Listing —
-=-=-

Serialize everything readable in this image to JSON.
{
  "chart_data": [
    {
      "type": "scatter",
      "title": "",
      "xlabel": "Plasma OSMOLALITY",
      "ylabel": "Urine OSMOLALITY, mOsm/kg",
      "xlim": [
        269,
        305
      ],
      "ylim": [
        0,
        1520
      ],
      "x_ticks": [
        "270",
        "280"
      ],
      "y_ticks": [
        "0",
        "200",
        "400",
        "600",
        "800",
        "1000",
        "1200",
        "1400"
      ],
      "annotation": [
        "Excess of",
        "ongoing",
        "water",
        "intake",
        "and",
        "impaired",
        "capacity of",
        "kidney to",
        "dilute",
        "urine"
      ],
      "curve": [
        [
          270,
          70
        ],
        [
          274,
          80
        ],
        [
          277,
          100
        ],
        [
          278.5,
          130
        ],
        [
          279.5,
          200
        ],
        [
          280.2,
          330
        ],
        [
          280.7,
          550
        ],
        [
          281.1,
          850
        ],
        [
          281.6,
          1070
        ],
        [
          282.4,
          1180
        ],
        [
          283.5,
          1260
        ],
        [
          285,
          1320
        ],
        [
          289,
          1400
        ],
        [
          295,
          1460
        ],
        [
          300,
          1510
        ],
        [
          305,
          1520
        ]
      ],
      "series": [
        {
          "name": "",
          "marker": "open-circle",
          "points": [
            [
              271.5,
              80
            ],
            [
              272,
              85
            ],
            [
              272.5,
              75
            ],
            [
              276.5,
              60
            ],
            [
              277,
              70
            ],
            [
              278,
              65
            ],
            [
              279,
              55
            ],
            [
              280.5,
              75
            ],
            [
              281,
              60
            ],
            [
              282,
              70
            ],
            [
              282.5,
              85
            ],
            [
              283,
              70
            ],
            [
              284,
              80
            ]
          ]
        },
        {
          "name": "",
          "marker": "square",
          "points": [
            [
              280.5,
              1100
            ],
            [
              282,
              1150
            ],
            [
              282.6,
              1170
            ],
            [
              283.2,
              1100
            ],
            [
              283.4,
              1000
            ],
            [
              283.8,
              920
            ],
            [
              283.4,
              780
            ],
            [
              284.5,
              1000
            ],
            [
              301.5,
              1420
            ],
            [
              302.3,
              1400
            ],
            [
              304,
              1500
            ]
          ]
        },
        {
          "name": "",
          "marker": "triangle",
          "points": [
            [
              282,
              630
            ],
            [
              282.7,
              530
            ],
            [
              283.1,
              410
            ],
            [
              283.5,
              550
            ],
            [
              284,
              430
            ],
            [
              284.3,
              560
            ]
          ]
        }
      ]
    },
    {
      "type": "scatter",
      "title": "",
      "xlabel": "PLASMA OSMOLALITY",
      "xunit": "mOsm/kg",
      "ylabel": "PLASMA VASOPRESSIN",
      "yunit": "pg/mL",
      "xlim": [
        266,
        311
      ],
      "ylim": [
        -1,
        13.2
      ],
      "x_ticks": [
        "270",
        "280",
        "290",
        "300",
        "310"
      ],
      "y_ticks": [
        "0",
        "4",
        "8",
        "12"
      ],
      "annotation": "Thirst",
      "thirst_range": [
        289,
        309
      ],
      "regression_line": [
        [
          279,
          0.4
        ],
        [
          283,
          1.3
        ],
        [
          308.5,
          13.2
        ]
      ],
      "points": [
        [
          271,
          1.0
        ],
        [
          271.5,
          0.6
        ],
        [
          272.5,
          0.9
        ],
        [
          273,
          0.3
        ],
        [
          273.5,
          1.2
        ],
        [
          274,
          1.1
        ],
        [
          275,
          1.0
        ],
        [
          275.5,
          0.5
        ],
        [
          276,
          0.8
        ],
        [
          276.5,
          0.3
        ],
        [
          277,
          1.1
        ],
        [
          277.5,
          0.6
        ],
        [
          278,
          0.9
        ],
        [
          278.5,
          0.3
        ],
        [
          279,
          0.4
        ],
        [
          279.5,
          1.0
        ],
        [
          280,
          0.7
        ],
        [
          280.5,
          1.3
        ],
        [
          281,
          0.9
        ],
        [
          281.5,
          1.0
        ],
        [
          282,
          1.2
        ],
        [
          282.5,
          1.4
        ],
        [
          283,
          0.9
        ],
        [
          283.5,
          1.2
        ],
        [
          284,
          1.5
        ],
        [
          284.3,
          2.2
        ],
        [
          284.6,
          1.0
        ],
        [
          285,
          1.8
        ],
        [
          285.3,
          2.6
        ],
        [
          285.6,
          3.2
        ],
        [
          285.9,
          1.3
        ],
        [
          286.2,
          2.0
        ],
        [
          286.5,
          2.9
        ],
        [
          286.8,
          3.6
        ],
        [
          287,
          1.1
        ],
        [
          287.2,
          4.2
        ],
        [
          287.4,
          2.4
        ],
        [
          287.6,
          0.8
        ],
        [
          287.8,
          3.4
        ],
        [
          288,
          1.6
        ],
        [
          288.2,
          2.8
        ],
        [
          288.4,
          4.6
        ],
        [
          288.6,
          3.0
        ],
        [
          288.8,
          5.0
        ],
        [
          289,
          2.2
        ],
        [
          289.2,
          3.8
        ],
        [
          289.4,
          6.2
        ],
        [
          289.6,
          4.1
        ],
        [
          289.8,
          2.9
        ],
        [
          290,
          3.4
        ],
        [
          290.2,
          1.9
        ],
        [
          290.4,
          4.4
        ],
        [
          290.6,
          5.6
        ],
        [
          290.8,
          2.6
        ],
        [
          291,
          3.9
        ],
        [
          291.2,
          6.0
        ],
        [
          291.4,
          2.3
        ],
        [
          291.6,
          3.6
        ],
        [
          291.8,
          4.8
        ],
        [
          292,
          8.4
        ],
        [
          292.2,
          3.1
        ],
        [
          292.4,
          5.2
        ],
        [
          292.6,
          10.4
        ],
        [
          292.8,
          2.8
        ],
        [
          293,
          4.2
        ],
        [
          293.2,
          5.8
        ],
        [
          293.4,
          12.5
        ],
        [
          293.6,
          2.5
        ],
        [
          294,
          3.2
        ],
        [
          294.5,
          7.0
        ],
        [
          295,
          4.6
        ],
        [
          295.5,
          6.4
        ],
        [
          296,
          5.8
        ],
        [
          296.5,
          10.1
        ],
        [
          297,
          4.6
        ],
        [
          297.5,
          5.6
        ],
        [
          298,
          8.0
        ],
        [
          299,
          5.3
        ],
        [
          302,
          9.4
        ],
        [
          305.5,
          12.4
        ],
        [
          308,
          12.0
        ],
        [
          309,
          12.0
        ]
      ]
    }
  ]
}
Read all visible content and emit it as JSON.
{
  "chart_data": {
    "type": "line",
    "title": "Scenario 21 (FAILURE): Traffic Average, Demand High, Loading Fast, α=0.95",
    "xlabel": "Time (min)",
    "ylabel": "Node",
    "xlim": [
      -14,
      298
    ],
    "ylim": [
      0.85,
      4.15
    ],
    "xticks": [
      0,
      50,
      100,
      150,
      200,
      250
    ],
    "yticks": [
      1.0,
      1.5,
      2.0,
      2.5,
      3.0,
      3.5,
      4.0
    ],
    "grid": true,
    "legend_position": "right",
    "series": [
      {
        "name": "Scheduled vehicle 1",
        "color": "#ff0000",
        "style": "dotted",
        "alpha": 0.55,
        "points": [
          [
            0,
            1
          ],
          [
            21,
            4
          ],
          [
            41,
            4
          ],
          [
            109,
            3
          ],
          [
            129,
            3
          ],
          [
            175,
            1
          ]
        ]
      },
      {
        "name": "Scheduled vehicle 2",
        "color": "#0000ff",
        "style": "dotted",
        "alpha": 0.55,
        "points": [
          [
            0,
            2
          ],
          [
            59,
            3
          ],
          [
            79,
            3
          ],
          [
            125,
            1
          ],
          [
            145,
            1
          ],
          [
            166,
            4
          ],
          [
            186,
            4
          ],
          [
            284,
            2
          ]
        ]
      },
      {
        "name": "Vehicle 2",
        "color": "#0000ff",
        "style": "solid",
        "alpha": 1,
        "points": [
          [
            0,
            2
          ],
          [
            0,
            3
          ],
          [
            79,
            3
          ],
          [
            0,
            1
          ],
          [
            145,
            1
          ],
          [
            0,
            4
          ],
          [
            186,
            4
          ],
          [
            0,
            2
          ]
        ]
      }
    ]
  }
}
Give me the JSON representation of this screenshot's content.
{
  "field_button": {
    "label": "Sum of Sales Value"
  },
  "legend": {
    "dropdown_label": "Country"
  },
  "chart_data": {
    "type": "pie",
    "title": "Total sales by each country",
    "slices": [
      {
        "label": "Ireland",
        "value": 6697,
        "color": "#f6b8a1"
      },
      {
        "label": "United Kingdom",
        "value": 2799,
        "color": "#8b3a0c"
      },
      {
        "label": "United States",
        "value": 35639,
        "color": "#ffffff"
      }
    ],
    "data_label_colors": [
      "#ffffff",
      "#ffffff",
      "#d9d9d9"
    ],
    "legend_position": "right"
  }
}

-=-=-

Read the entries and pick out all lines that include the word "OSMOLALITY".

Task answer —
      "xlabel": "Plasma OSMOLALITY",
      "ylabel": "Urine OSMOLALITY, mOsm/kg",
      "xlabel": "PLASMA OSMOLALITY",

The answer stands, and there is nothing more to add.